→ Requirements: Your task is to repeat the lines below exactly, excluding any pictures they contain.

(Dataset items)
——
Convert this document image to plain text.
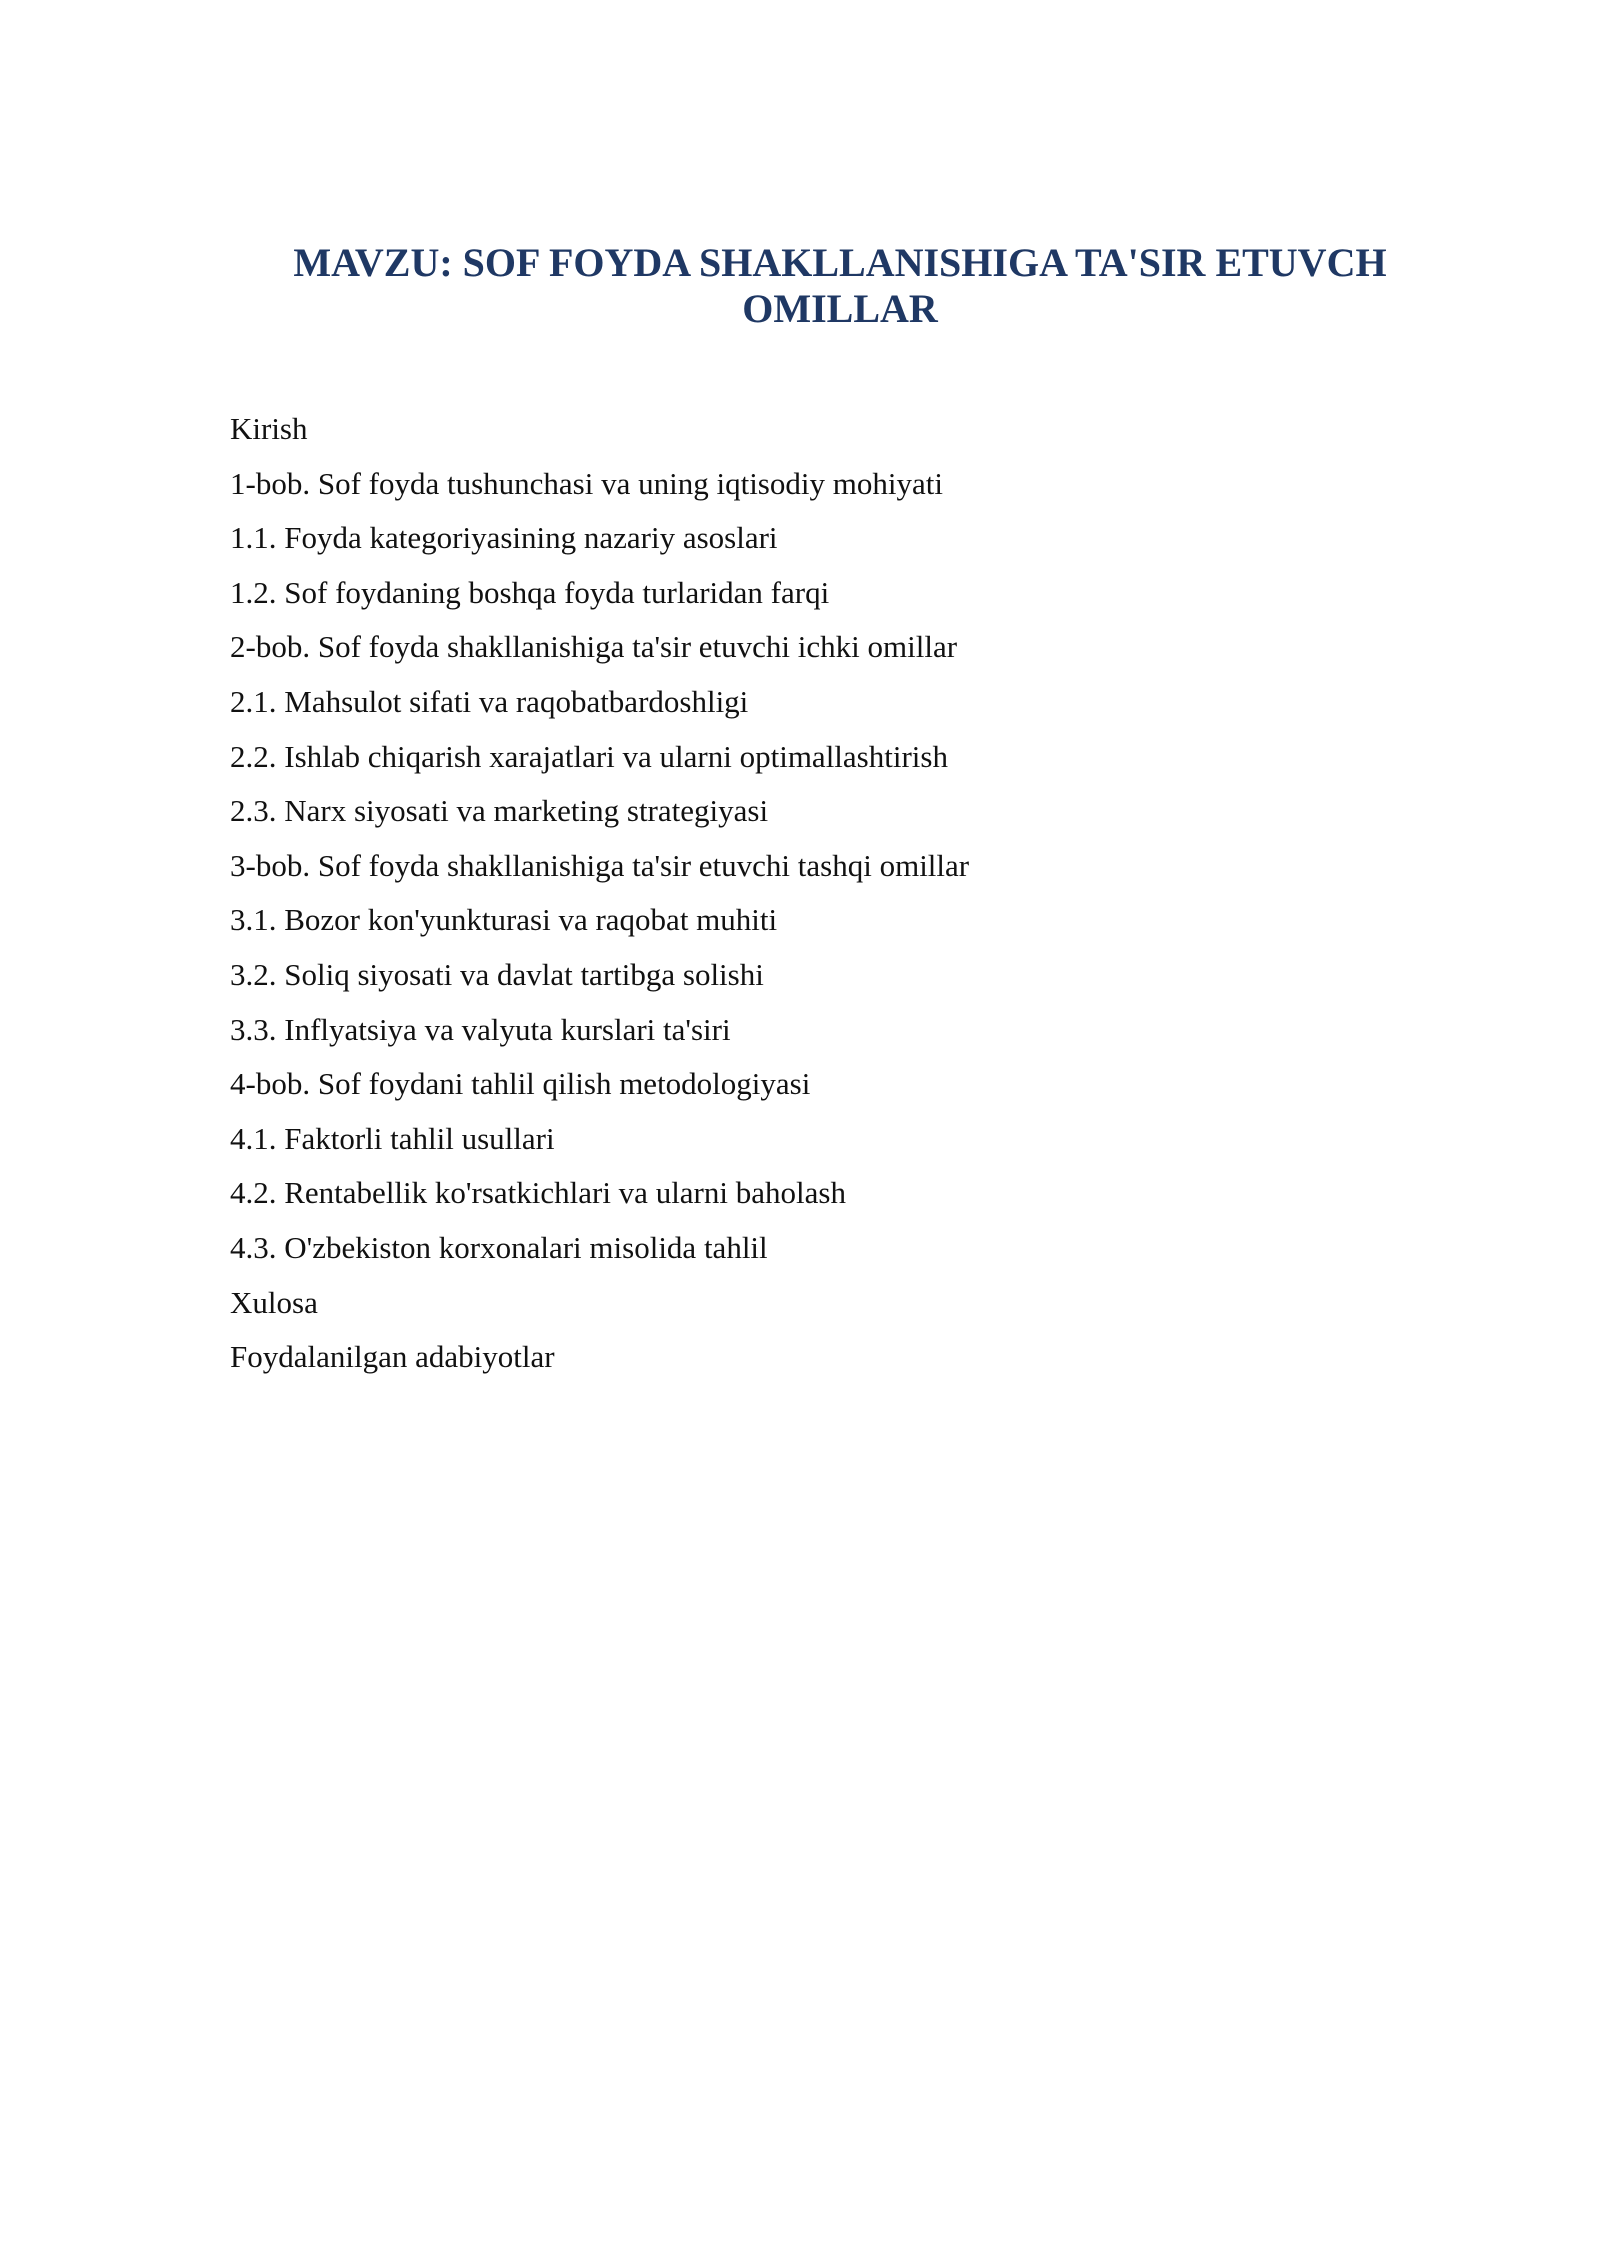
MAVZU: SOF FOYDA SHAKLLANISHIGA TA'SIR ETUVCH OMILLAR
Kirish
1-bob. Sof foyda tushunchasi va uning iqtisodiy mohiyati
1.1. Foyda kategoriyasining nazariy asoslari
1.2. Sof foydaning boshqa foyda turlaridan farqi
2-bob. Sof foyda shakllanishiga ta'sir etuvchi ichki omillar
2.1. Mahsulot sifati va raqobatbardoshligi
2.2. Ishlab chiqarish xarajatlari va ularni optimallashtirish
2.3. Narx siyosati va marketing strategiyasi
3-bob. Sof foyda shakllanishiga ta'sir etuvchi tashqi omillar
3.1. Bozor kon'yunkturasi va raqobat muhiti
3.2. Soliq siyosati va davlat tartibga solishi
3.3. Inflyatsiya va valyuta kurslari ta'siri
4-bob. Sof foydani tahlil qilish metodologiyasi
4.1. Faktorli tahlil usullari
4.2. Rentabellik ko'rsatkichlari va ularni baholash
4.3. O'zbekiston korxonalari misolida tahlil
Xulosa
Foydalanilgan adabiyotlar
——
→ Result:
Convert this document image to plain text.
MAVZU: SOF FOYDA SHAKLLANISHIGA TA'SIR ETUVCH OMILLAR
Kirish
1-bob. Sof foyda tushunchasi va uning iqtisodiy mohiyati
1.1. Foyda kategoriyasining nazariy asoslari
1.2. Sof foydaning boshqa foyda turlaridan farqi
2-bob. Sof foyda shakllanishiga ta'sir etuvchi ichki omillar
2.1. Mahsulot sifati va raqobatbardoshligi
2.2. Ishlab chiqarish xarajatlari va ularni optimallashtirish
2.3. Narx siyosati va marketing strategiyasi
3-bob. Sof foyda shakllanishiga ta'sir etuvchi tashqi omillar
3.1. Bozor kon'yunkturasi va raqobat muhiti
3.2. Soliq siyosati va davlat tartibga solishi
3.3. Inflyatsiya va valyuta kurslari ta'siri
4-bob. Sof foydani tahlil qilish metodologiyasi
4.1. Faktorli tahlil usullari
4.2. Rentabellik ko'rsatkichlari va ularni baholash
4.3. O'zbekiston korxonalari misolida tahlil
Xulosa
Foydalanilgan adabiyotlar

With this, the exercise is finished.